▶ **What to do**: Which lines of the items below contain the string "section"? Pick out every one of them, treating uppercase and lowercase as different.

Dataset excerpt
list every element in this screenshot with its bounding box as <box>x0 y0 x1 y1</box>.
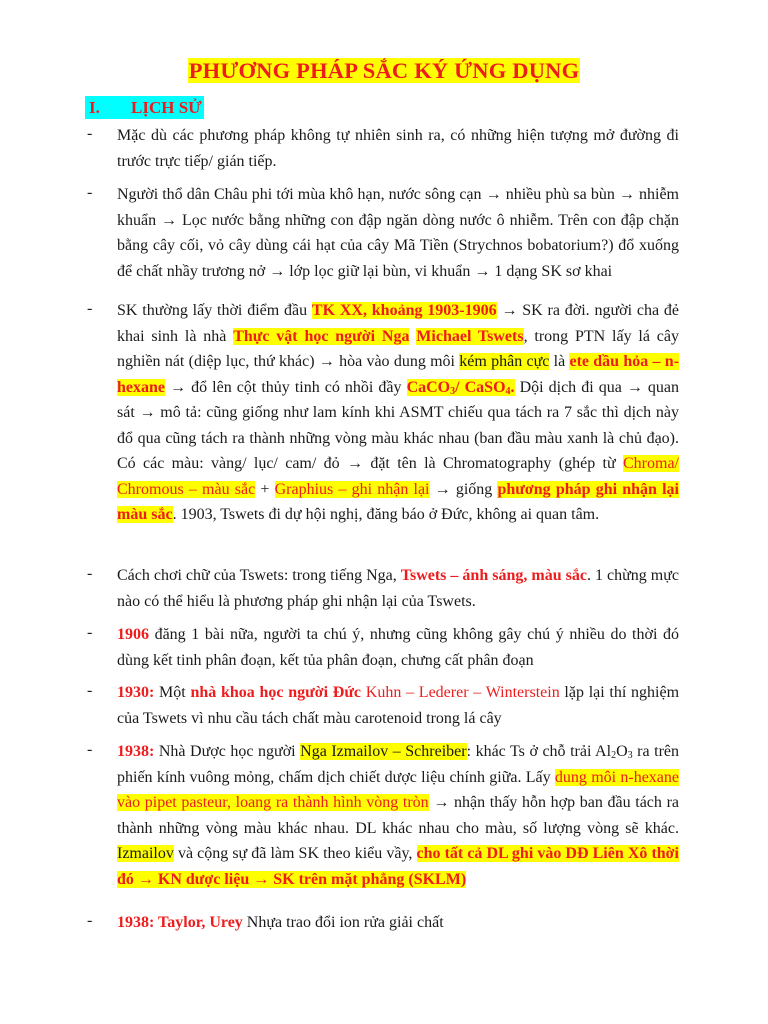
year-label: 1938: Taylor, Urey <box>117 914 243 931</box>
red-text: Kuhn – Lederer – Winterstein <box>365 684 560 701</box>
paragraph-7: 1938: Nhà Dược học người Nga Izmailov – Schreiber: khác Ts ở chỗ trải $Al_2O_3$ ra trên phiến kính vuông mỏng, chấm dịch chiết dược liệu chính giữa. Lấy dung môi n-hexane vào pipet pasteur, loang ra thành hình vòng tròn → nhận thấy hỗn hợp ban đầu tách ra thành những vòng màu khác nhau. DL khác nhau cho màu, số lượng vòng sẽ khác. Izmailov và cộng sự đã làm SK theo kiểu vầy, cho tất cả DL ghi vào DĐ Liên Xô thời đó → KN dược liệu → SK trên mặt phẳng (SKLM) <box>117 743 680 888</box>
section-heading <box>85 96 204 119</box>
bullet-dash: - <box>87 741 93 758</box>
highlight-red: cho tất cả DL ghi vào DĐ Liên Xô thời đó → KN dược liệu → SK trên mặt phẳng (SKLM) <box>117 845 679 888</box>
paragraph-5: 1906 đăng 1 bài nữa, người ta chú ý, nhưng cũng không gây chú ý nhiều do thời đó dùng kết tinh phân đoạn, kết tủa phân đoạn, chưng cất phân đoạn <box>117 626 679 669</box>
highlight: Nga Izmailov – Schreiber <box>300 743 467 760</box>
red-text: Tswets – ánh sáng, màu sắc <box>400 567 587 584</box>
highlight-red: phương pháp ghi nhận lại màu sắc <box>117 480 679 523</box>
highlight: kém phân cực <box>459 353 550 370</box>
red-text: nhà khoa học người Đức <box>190 684 362 701</box>
bullet-dash: - <box>87 125 93 142</box>
bullet-dash: - <box>87 624 93 641</box>
bullet-dash: - <box>87 184 93 201</box>
highlight-red: Michael Tswets <box>416 327 524 345</box>
paragraph-6: 1930: Một nhà khoa học người Đức Kuhn – Lederer – Winterstein lặp lại thí nghiệm của Tswets vì nhu cầu tách chất màu carotenoid trong lá cây <box>117 684 680 727</box>
highlight-red: TK XX, khoảng 1903-1906 <box>311 302 497 319</box>
highlight-red: CaCO$_3$/ CaSO$_4$. <box>406 378 515 397</box>
paragraph-2: Người thổ dân Châu phi tới mùa khô hạn, nước sông cạn → nhiều phù sa bùn → nhiễm khuẩn → Lọc nước bằng những con đập ngăn dòng nước ô nhiễm. Trên con đập chặn bằng cây cối, vỏ cây dùng cái hạt của cây Mã Tiền (Strychnos bobatorium?) đổ xuống để chất nhầy trương nở → lớp lọc giữ lại bùn, vi khuẩn → 1 dạng SK sơ khai <box>117 186 679 280</box>
paragraph-4: Cách chơi chữ của Tswets: trong tiếng Nga, Tswets – ánh sáng, màu sắc. 1 chừng mực nào có thể hiểu là phương pháp ghi nhận lại của Tswets. <box>117 567 679 610</box>
highlight-red: Chroma/ Chromous – màu sắc <box>117 455 679 498</box>
highlight-red: Graphius – ghi nhận lại <box>274 480 430 498</box>
paragraph-1: Mặc dù các phương pháp không tự nhiên sinh ra, có những hiện tượng mở đường đi trước trực tiếp/ gián tiếp. <box>117 127 679 170</box>
bullet-dash: - <box>87 565 93 582</box>
section-label: LỊCH SỬ <box>131 98 202 117</box>
year-label: 1906 <box>117 626 149 643</box>
paragraph-8: 1938: Taylor, Urey Nhựa trao đổi ion rửa giải chất <box>117 914 444 931</box>
highlight-red: Thực vật học người Nga <box>233 327 410 345</box>
year-label: 1930: <box>117 684 155 701</box>
bullet-dash: - <box>87 682 93 699</box>
highlight-red: dung môi n-hexane vào pipet pasteur, loang ra thành hình vòng tròn <box>117 768 679 811</box>
paragraph-3: SK thường lấy thời điểm đầu TK XX, khoảng 1903-1906 → SK ra đời. người cha đẻ khai sinh là nhà Thực vật học người Nga Michael Tswets, trong PTN lấy lá cây nghiền nát (diệp lục, thứ khác) → hòa vào dung môi kém phân cực là ete dầu hỏa – n-hexane → đổ lên cột thủy tinh có nhồi đầy CaCO$_3$/ CaSO$_4$. Dội dịch đi qua → quan sát → mô tả: cũng giống như lam kính khi ASMT chiếu qua tách ra 7 sắc thì dịch này đổ qua cũng tách ra thành những vòng màu khác nhau (ban đầu màu xanh là chủ đạo). Có các màu: vàng/ lục/ cam/ đỏ → đặt tên là Chromatography (ghép từ Chroma/ Chromous – màu sắc + Graphius – ghi nhận lại → giống phương pháp ghi nhận lại màu sắc. 1903, Tswets đi dự hội nghị, đăng báo ở Đức, không ai quan tâm. <box>117 302 680 523</box>
year-label: 1938: <box>117 743 155 760</box>
document-title: PHƯƠNG PHÁP SẮC KÝ ỨNG DỤNG <box>188 58 580 83</box>
section-number: I. <box>89 98 100 117</box>
highlight-red: ete dầu hỏa – n-hexane <box>117 353 680 396</box>
bullet-dash: - <box>87 300 93 317</box>
bullet-dash: - <box>87 912 93 929</box>
highlight: Izmailov <box>117 845 174 862</box>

▶ **Completed exercise**:
section-heading <box>85 96 204 119</box>
section-label: LỊCH SỬ <box>131 98 202 117</box>
section-number: I. <box>89 98 100 117</box>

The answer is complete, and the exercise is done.